### Exercise description
Restate all of the entries exactly, dropping any pictures they hold.

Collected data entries
══════════
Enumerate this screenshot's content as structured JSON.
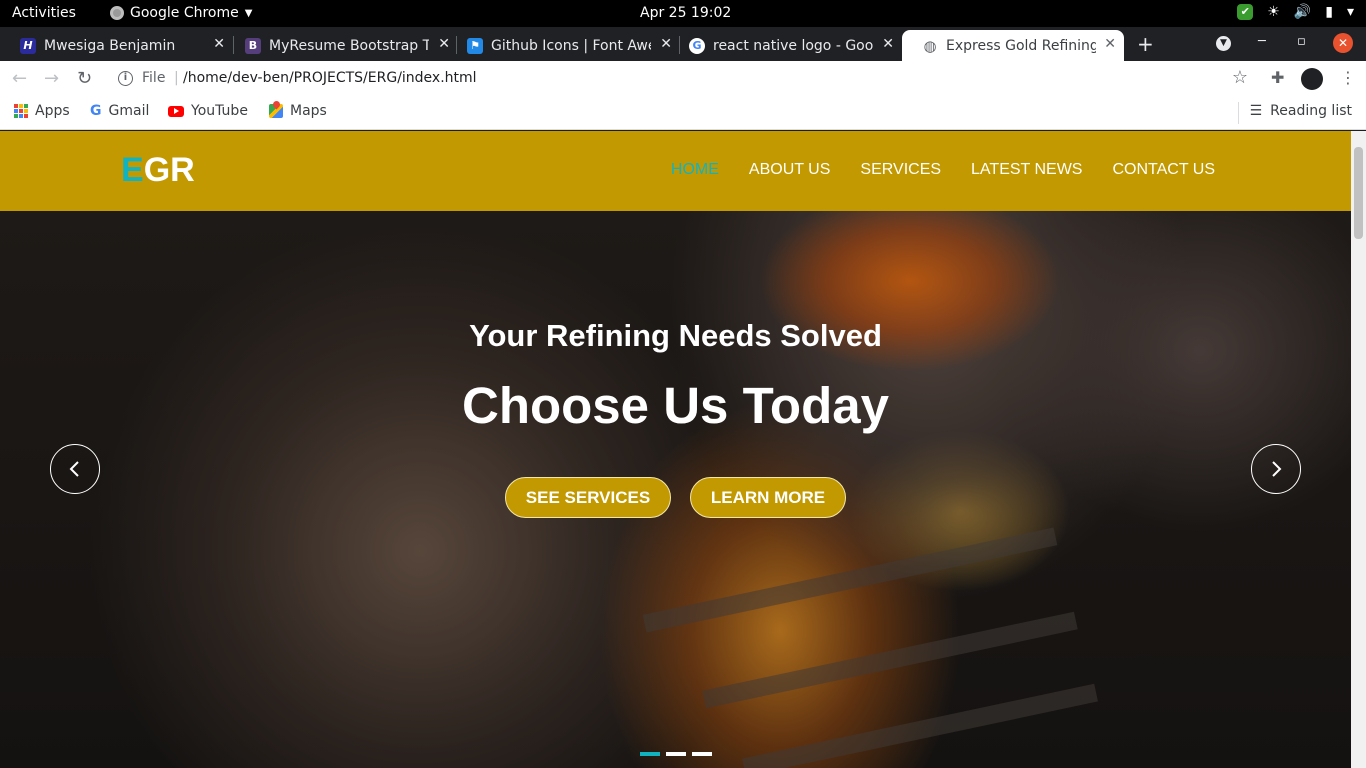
{
  "os": {
    "activities": "Activities",
    "app_name": "Google Chrome",
    "clock": "Apr 25  19:02"
  },
  "browser": {
    "tabs": [
      {
        "title": "Mwesiga Benjamin",
        "favicon_color": "#2b2b9b",
        "favicon_letter": "H"
      },
      {
        "title": "MyResume Bootstrap T",
        "favicon_color": "#563d7c",
        "favicon_letter": "B"
      },
      {
        "title": "Github Icons | Font Awe",
        "favicon_color": "#228ae6",
        "favicon_letter": "⚑"
      },
      {
        "title": "react native logo - Goog",
        "favicon_color": "#ffffff",
        "favicon_letter": "G"
      },
      {
        "title": "Express Gold Refining L",
        "favicon_color": "#5f6368",
        "favicon_letter": "◍",
        "active": true
      }
    ],
    "omnibox": {
      "scheme": "File",
      "url": "/home/dev-ben/PROJECTS/ERG/index.html"
    },
    "bookmarks": [
      {
        "label": "Apps",
        "icon": "apps-grid-icon"
      },
      {
        "label": "Gmail",
        "icon": "google-icon"
      },
      {
        "label": "YouTube",
        "icon": "youtube-icon"
      },
      {
        "label": "Maps",
        "icon": "maps-icon"
      }
    ],
    "reading_list": "Reading list"
  },
  "site": {
    "logo_accent": "E",
    "logo_rest": "GR",
    "nav": [
      "HOME",
      "ABOUT US",
      "SERVICES",
      "LATEST NEWS",
      "CONTACT US"
    ],
    "active_nav": "HOME",
    "colors": {
      "brand": "#c29900",
      "accent": "#12b3c0"
    },
    "hero": {
      "subtitle": "Your Refining Needs Solved",
      "title": "Choose Us Today",
      "buttons": [
        "SEE SERVICES",
        "LEARN MORE"
      ],
      "slide_count": 3,
      "active_slide": 1
    }
  }
}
══════════
### Task solution
Enumerate this screenshot's content as structured JSON.
{
  "os": {
    "activities": "Activities",
    "app_name": "Google Chrome",
    "clock": "Apr 25  19:02"
  },
  "browser": {
    "tabs": [
      {
        "title": "Mwesiga Benjamin",
        "favicon_color": "#2b2b9b",
        "favicon_letter": "H"
      },
      {
        "title": "MyResume Bootstrap T",
        "favicon_color": "#563d7c",
        "favicon_letter": "B"
      },
      {
        "title": "Github Icons | Font Awe",
        "favicon_color": "#228ae6",
        "favicon_letter": "⚑"
      },
      {
        "title": "react native logo - Goog",
        "favicon_color": "#ffffff",
        "favicon_letter": "G"
      },
      {
        "title": "Express Gold Refining L",
        "favicon_color": "#5f6368",
        "favicon_letter": "◍",
        "active": true
      }
    ],
    "omnibox": {
      "scheme": "File",
      "url": "/home/dev-ben/PROJECTS/ERG/index.html"
    },
    "bookmarks": [
      {
        "label": "Apps",
        "icon": "apps-grid-icon"
      },
      {
        "label": "Gmail",
        "icon": "google-icon"
      },
      {
        "label": "YouTube",
        "icon": "youtube-icon"
      },
      {
        "label": "Maps",
        "icon": "maps-icon"
      }
    ],
    "reading_list": "Reading list"
  },
  "site": {
    "logo_accent": "E",
    "logo_rest": "GR",
    "nav": [
      "HOME",
      "ABOUT US",
      "SERVICES",
      "LATEST NEWS",
      "CONTACT US"
    ],
    "active_nav": "HOME",
    "colors": {
      "brand": "#c29900",
      "accent": "#12b3c0"
    },
    "hero": {
      "subtitle": "Your Refining Needs Solved",
      "title": "Choose Us Today",
      "buttons": [
        "SEE SERVICES",
        "LEARN MORE"
      ],
      "slide_count": 3,
      "active_slide": 1
    }
  }
}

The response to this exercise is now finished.